*Task to carry out*
Copy all of the material exactly. Pictures are not to appear in the copy.

*Provided entries*
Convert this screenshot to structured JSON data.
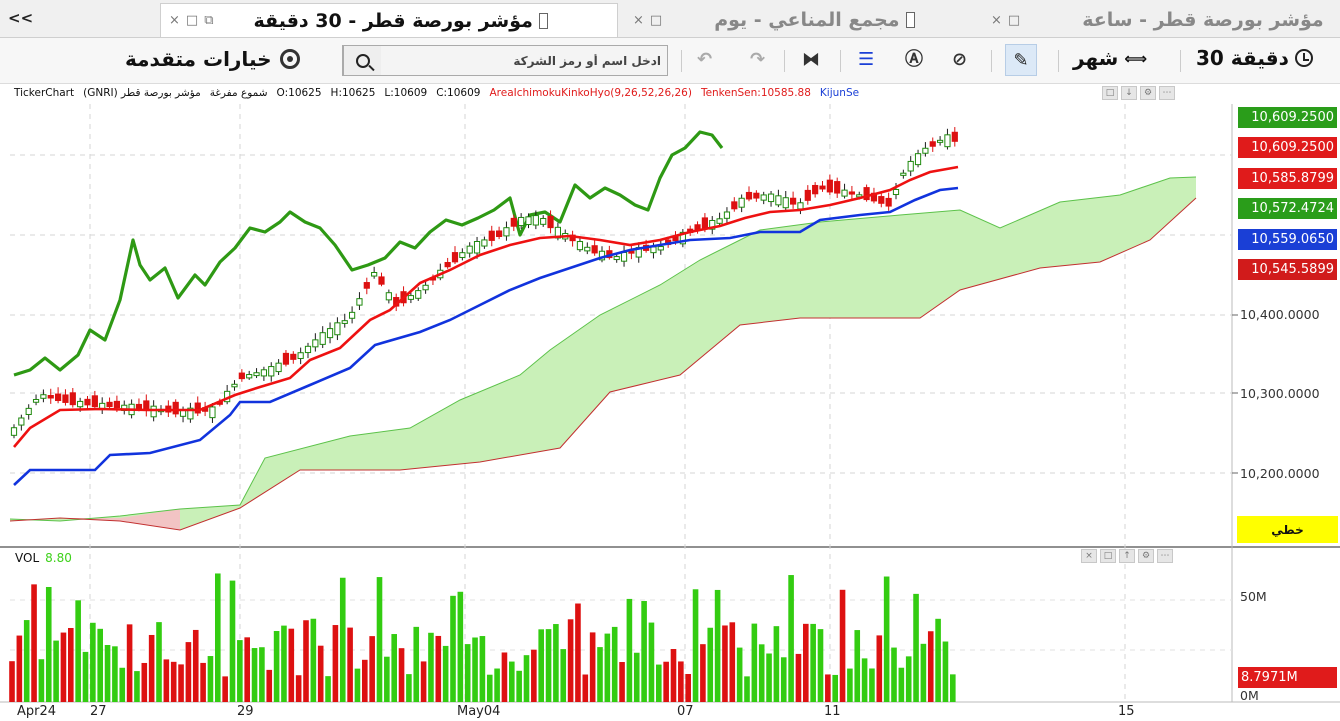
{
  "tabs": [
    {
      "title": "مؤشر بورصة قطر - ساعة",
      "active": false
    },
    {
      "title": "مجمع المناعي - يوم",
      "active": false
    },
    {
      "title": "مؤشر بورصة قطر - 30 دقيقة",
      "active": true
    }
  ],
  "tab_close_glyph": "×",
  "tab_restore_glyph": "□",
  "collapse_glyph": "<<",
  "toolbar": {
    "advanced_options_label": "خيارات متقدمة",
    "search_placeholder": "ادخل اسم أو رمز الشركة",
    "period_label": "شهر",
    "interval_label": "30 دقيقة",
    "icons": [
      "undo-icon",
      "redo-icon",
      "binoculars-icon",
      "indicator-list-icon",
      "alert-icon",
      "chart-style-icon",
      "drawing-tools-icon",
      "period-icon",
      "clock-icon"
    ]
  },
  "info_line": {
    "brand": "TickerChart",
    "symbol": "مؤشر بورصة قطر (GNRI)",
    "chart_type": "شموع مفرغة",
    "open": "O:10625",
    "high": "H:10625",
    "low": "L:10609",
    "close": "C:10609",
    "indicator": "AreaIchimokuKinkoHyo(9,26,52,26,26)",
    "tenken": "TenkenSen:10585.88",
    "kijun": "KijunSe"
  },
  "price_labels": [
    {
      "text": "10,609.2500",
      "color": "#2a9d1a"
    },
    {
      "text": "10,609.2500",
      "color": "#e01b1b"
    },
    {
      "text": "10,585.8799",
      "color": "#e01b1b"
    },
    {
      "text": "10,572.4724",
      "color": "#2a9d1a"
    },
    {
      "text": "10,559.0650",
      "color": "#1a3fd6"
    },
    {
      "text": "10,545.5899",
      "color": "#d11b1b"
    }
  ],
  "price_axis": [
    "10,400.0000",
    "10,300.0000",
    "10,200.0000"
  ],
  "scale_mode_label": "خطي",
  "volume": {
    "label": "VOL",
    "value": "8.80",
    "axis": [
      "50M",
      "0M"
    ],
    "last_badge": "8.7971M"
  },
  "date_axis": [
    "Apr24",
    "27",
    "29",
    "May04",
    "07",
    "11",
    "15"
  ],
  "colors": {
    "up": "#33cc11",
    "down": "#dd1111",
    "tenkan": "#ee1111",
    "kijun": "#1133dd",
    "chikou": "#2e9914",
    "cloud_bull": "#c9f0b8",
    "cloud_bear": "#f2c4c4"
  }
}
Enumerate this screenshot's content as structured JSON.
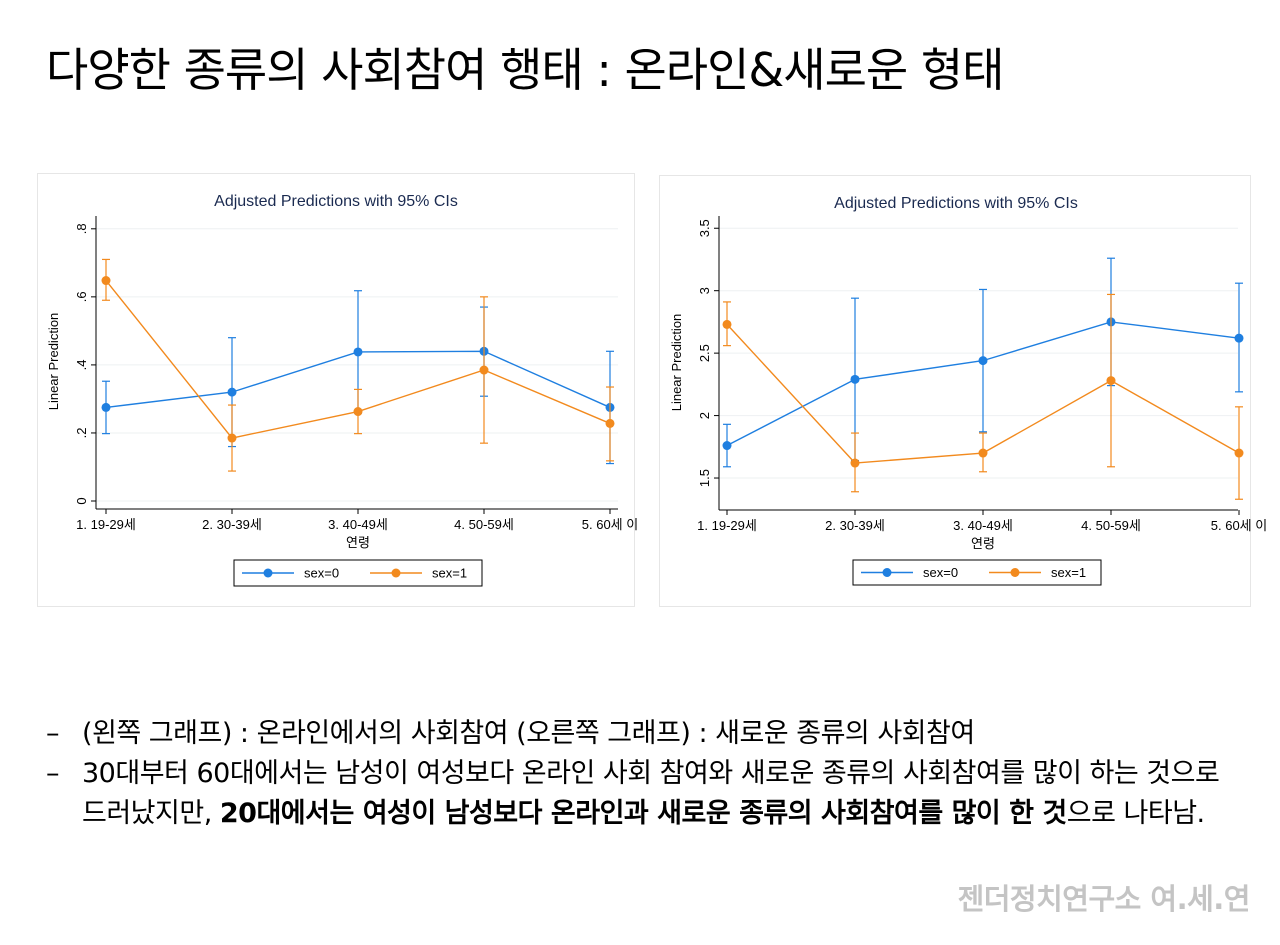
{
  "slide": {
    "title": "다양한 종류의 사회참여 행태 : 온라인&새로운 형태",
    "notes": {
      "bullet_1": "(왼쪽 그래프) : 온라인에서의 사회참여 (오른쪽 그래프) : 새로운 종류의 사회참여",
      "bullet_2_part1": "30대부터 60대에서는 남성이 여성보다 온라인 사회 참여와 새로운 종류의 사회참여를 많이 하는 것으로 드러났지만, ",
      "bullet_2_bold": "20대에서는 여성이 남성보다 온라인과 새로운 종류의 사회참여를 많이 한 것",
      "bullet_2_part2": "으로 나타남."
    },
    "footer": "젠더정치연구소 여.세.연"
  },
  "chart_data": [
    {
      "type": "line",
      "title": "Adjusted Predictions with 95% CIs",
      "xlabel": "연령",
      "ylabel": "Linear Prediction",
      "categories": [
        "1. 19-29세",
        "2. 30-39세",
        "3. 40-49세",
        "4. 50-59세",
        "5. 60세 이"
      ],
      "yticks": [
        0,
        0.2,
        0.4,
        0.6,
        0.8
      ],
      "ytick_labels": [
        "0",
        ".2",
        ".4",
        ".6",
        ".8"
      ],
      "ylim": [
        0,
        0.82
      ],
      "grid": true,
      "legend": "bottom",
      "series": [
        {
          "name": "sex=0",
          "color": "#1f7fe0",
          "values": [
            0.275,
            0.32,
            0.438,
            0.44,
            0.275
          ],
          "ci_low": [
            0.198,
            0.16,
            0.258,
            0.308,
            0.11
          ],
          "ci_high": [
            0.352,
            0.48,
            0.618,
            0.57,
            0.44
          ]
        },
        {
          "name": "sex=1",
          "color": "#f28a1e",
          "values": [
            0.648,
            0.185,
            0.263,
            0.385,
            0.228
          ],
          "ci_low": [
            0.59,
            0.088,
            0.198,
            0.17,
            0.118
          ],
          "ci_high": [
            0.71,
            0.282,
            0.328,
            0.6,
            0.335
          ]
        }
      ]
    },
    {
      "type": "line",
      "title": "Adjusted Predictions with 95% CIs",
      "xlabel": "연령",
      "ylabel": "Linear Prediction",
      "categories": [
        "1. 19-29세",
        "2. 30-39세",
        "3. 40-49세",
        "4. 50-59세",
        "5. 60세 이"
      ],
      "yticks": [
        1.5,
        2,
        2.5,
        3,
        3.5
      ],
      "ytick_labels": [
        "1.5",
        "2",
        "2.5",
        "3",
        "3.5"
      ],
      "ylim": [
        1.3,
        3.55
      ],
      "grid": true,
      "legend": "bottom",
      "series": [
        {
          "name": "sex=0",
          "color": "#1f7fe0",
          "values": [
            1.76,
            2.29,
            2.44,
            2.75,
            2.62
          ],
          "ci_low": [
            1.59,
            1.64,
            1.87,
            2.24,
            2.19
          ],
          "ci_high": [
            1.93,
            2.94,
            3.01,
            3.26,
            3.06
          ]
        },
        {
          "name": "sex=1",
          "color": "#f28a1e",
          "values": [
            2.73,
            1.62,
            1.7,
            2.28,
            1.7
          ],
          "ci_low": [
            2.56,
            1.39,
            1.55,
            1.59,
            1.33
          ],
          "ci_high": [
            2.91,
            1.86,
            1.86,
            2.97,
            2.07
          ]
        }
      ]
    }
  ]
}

*Output*
Convert this screenshot to structured JSON data.
{
  "tabs": [
    {
      "title": "مؤشر بورصة قطر - ساعة",
      "active": false
    },
    {
      "title": "مجمع المناعي - يوم",
      "active": false
    },
    {
      "title": "مؤشر بورصة قطر - 30 دقيقة",
      "active": true
    }
  ],
  "tab_close_glyph": "×",
  "tab_restore_glyph": "□",
  "collapse_glyph": "<<",
  "toolbar": {
    "advanced_options_label": "خيارات متقدمة",
    "search_placeholder": "ادخل اسم أو رمز الشركة",
    "period_label": "شهر",
    "interval_label": "30 دقيقة",
    "icons": [
      "undo-icon",
      "redo-icon",
      "binoculars-icon",
      "indicator-list-icon",
      "alert-icon",
      "chart-style-icon",
      "drawing-tools-icon",
      "period-icon",
      "clock-icon"
    ]
  },
  "info_line": {
    "brand": "TickerChart",
    "symbol": "مؤشر بورصة قطر (GNRI)",
    "chart_type": "شموع مفرغة",
    "open": "O:10625",
    "high": "H:10625",
    "low": "L:10609",
    "close": "C:10609",
    "indicator": "AreaIchimokuKinkoHyo(9,26,52,26,26)",
    "tenken": "TenkenSen:10585.88",
    "kijun": "KijunSe"
  },
  "price_labels": [
    {
      "text": "10,609.2500",
      "color": "#2a9d1a"
    },
    {
      "text": "10,609.2500",
      "color": "#e01b1b"
    },
    {
      "text": "10,585.8799",
      "color": "#e01b1b"
    },
    {
      "text": "10,572.4724",
      "color": "#2a9d1a"
    },
    {
      "text": "10,559.0650",
      "color": "#1a3fd6"
    },
    {
      "text": "10,545.5899",
      "color": "#d11b1b"
    }
  ],
  "price_axis": [
    "10,400.0000",
    "10,300.0000",
    "10,200.0000"
  ],
  "scale_mode_label": "خطي",
  "volume": {
    "label": "VOL",
    "value": "8.80",
    "axis": [
      "50M",
      "0M"
    ],
    "last_badge": "8.7971M"
  },
  "date_axis": [
    "Apr24",
    "27",
    "29",
    "May04",
    "07",
    "11",
    "15"
  ],
  "colors": {
    "up": "#33cc11",
    "down": "#dd1111",
    "tenkan": "#ee1111",
    "kijun": "#1133dd",
    "chikou": "#2e9914",
    "cloud_bull": "#c9f0b8",
    "cloud_bear": "#f2c4c4"
  }
}
Enumerate this screenshot's content as structured JSON.
{
  "slide": {
    "title": "다양한 종류의 사회참여 행태 : 온라인&새로운 형태",
    "notes": {
      "bullet_1": "(왼쪽 그래프) : 온라인에서의 사회참여 (오른쪽 그래프) : 새로운 종류의 사회참여",
      "bullet_2_part1": "30대부터 60대에서는 남성이 여성보다 온라인 사회 참여와 새로운 종류의 사회참여를 많이 하는 것으로 드러났지만, ",
      "bullet_2_bold": "20대에서는 여성이 남성보다 온라인과 새로운 종류의 사회참여를 많이 한 것",
      "bullet_2_part2": "으로 나타남."
    },
    "footer": "젠더정치연구소 여.세.연"
  },
  "chart_data": [
    {
      "type": "line",
      "title": "Adjusted Predictions with 95% CIs",
      "xlabel": "연령",
      "ylabel": "Linear Prediction",
      "categories": [
        "1. 19-29세",
        "2. 30-39세",
        "3. 40-49세",
        "4. 50-59세",
        "5. 60세 이"
      ],
      "yticks": [
        0,
        0.2,
        0.4,
        0.6,
        0.8
      ],
      "ytick_labels": [
        "0",
        ".2",
        ".4",
        ".6",
        ".8"
      ],
      "ylim": [
        0,
        0.82
      ],
      "grid": true,
      "legend": "bottom",
      "series": [
        {
          "name": "sex=0",
          "color": "#1f7fe0",
          "values": [
            0.275,
            0.32,
            0.438,
            0.44,
            0.275
          ],
          "ci_low": [
            0.198,
            0.16,
            0.258,
            0.308,
            0.11
          ],
          "ci_high": [
            0.352,
            0.48,
            0.618,
            0.57,
            0.44
          ]
        },
        {
          "name": "sex=1",
          "color": "#f28a1e",
          "values": [
            0.648,
            0.185,
            0.263,
            0.385,
            0.228
          ],
          "ci_low": [
            0.59,
            0.088,
            0.198,
            0.17,
            0.118
          ],
          "ci_high": [
            0.71,
            0.282,
            0.328,
            0.6,
            0.335
          ]
        }
      ]
    },
    {
      "type": "line",
      "title": "Adjusted Predictions with 95% CIs",
      "xlabel": "연령",
      "ylabel": "Linear Prediction",
      "categories": [
        "1. 19-29세",
        "2. 30-39세",
        "3. 40-49세",
        "4. 50-59세",
        "5. 60세 이"
      ],
      "yticks": [
        1.5,
        2,
        2.5,
        3,
        3.5
      ],
      "ytick_labels": [
        "1.5",
        "2",
        "2.5",
        "3",
        "3.5"
      ],
      "ylim": [
        1.3,
        3.55
      ],
      "grid": true,
      "legend": "bottom",
      "series": [
        {
          "name": "sex=0",
          "color": "#1f7fe0",
          "values": [
            1.76,
            2.29,
            2.44,
            2.75,
            2.62
          ],
          "ci_low": [
            1.59,
            1.64,
            1.87,
            2.24,
            2.19
          ],
          "ci_high": [
            1.93,
            2.94,
            3.01,
            3.26,
            3.06
          ]
        },
        {
          "name": "sex=1",
          "color": "#f28a1e",
          "values": [
            2.73,
            1.62,
            1.7,
            2.28,
            1.7
          ],
          "ci_low": [
            2.56,
            1.39,
            1.55,
            1.59,
            1.33
          ],
          "ci_high": [
            2.91,
            1.86,
            1.86,
            2.97,
            2.07
          ]
        }
      ]
    }
  ]
}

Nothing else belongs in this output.